Material for this exercise >>
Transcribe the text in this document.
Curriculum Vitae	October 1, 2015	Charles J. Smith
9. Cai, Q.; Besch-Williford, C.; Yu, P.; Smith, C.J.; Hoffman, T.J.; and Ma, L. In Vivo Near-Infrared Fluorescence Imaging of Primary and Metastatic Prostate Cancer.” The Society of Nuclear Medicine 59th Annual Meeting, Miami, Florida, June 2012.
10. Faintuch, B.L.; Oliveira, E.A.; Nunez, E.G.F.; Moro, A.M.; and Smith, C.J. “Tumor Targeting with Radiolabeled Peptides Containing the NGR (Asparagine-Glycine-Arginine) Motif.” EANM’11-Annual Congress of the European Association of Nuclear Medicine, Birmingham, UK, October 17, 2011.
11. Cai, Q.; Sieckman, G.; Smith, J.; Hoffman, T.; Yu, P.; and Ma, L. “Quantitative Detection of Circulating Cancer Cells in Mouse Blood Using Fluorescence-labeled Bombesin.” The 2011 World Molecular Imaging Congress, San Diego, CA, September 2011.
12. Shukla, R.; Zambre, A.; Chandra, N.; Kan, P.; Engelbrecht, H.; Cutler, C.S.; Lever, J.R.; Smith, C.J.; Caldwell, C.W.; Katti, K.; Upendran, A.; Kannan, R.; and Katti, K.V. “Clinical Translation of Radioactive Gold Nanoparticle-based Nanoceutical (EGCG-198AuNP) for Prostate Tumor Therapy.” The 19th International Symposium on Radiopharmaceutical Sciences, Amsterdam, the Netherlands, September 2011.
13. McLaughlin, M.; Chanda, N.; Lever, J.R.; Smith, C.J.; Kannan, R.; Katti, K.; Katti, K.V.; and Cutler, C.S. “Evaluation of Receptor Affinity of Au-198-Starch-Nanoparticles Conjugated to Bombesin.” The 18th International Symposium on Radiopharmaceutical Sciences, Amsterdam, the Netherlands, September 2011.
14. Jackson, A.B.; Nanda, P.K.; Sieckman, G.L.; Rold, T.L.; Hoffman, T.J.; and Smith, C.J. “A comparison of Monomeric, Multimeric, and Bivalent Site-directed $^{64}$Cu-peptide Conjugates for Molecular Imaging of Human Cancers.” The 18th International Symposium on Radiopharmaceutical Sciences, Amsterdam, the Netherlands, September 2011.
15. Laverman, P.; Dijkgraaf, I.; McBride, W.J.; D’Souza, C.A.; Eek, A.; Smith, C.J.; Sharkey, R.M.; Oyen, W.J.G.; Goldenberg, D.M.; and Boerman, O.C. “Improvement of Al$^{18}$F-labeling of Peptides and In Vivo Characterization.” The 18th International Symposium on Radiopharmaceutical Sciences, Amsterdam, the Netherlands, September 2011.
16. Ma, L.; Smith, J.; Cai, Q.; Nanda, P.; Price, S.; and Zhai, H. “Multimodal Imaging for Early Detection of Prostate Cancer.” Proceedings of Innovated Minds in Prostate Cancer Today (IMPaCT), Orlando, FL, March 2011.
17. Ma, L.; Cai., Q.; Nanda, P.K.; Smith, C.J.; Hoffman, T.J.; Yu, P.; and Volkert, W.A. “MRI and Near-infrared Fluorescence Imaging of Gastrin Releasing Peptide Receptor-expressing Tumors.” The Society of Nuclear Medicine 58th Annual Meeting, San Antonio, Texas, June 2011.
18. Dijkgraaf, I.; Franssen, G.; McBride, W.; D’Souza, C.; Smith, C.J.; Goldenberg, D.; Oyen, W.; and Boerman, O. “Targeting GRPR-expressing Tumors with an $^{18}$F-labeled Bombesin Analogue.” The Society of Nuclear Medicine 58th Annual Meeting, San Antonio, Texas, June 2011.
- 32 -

Task details >> Retype the listing above in full, with no alterations.

Reply >>
Transcribe the text in this document.
Curriculum Vitae	October 1, 2015	Charles J. Smith
9. Cai, Q.; Besch-Williford, C.; Yu, P.; Smith, C.J.; Hoffman, T.J.; and Ma, L. In Vivo Near-Infrared Fluorescence Imaging of Primary and Metastatic Prostate Cancer.” The Society of Nuclear Medicine 59th Annual Meeting, Miami, Florida, June 2012.
10. Faintuch, B.L.; Oliveira, E.A.; Nunez, E.G.F.; Moro, A.M.; and Smith, C.J. “Tumor Targeting with Radiolabeled Peptides Containing the NGR (Asparagine-Glycine-Arginine) Motif.” EANM’11-Annual Congress of the European Association of Nuclear Medicine, Birmingham, UK, October 17, 2011.
11. Cai, Q.; Sieckman, G.; Smith, J.; Hoffman, T.; Yu, P.; and Ma, L. “Quantitative Detection of Circulating Cancer Cells in Mouse Blood Using Fluorescence-labeled Bombesin.” The 2011 World Molecular Imaging Congress, San Diego, CA, September 2011.
12. Shukla, R.; Zambre, A.; Chandra, N.; Kan, P.; Engelbrecht, H.; Cutler, C.S.; Lever, J.R.; Smith, C.J.; Caldwell, C.W.; Katti, K.; Upendran, A.; Kannan, R.; and Katti, K.V. “Clinical Translation of Radioactive Gold Nanoparticle-based Nanoceutical (EGCG-198AuNP) for Prostate Tumor Therapy.” The 19th International Symposium on Radiopharmaceutical Sciences, Amsterdam, the Netherlands, September 2011.
13. McLaughlin, M.; Chanda, N.; Lever, J.R.; Smith, C.J.; Kannan, R.; Katti, K.; Katti, K.V.; and Cutler, C.S. “Evaluation of Receptor Affinity of Au-198-Starch-Nanoparticles Conjugated to Bombesin.” The 18th International Symposium on Radiopharmaceutical Sciences, Amsterdam, the Netherlands, September 2011.
14. Jackson, A.B.; Nanda, P.K.; Sieckman, G.L.; Rold, T.L.; Hoffman, T.J.; and Smith, C.J. “A comparison of Monomeric, Multimeric, and Bivalent Site-directed $^{64}$Cu-peptide Conjugates for Molecular Imaging of Human Cancers.” The 18th International Symposium on Radiopharmaceutical Sciences, Amsterdam, the Netherlands, September 2011.
15. Laverman, P.; Dijkgraaf, I.; McBride, W.J.; D’Souza, C.A.; Eek, A.; Smith, C.J.; Sharkey, R.M.; Oyen, W.J.G.; Goldenberg, D.M.; and Boerman, O.C. “Improvement of Al$^{18}$F-labeling of Peptides and In Vivo Characterization.” The 18th International Symposium on Radiopharmaceutical Sciences, Amsterdam, the Netherlands, September 2011.
16. Ma, L.; Smith, J.; Cai, Q.; Nanda, P.; Price, S.; and Zhai, H. “Multimodal Imaging for Early Detection of Prostate Cancer.” Proceedings of Innovated Minds in Prostate Cancer Today (IMPaCT), Orlando, FL, March 2011.
17. Ma, L.; Cai., Q.; Nanda, P.K.; Smith, C.J.; Hoffman, T.J.; Yu, P.; and Volkert, W.A. “MRI and Near-infrared Fluorescence Imaging of Gastrin Releasing Peptide Receptor-expressing Tumors.” The Society of Nuclear Medicine 58th Annual Meeting, San Antonio, Texas, June 2011.
18. Dijkgraaf, I.; Franssen, G.; McBride, W.; D’Souza, C.; Smith, C.J.; Goldenberg, D.; Oyen, W.; and Boerman, O. “Targeting GRPR-expressing Tumors with an $^{18}$F-labeled Bombesin Analogue.” The Society of Nuclear Medicine 58th Annual Meeting, San Antonio, Texas, June 2011.
- 32 -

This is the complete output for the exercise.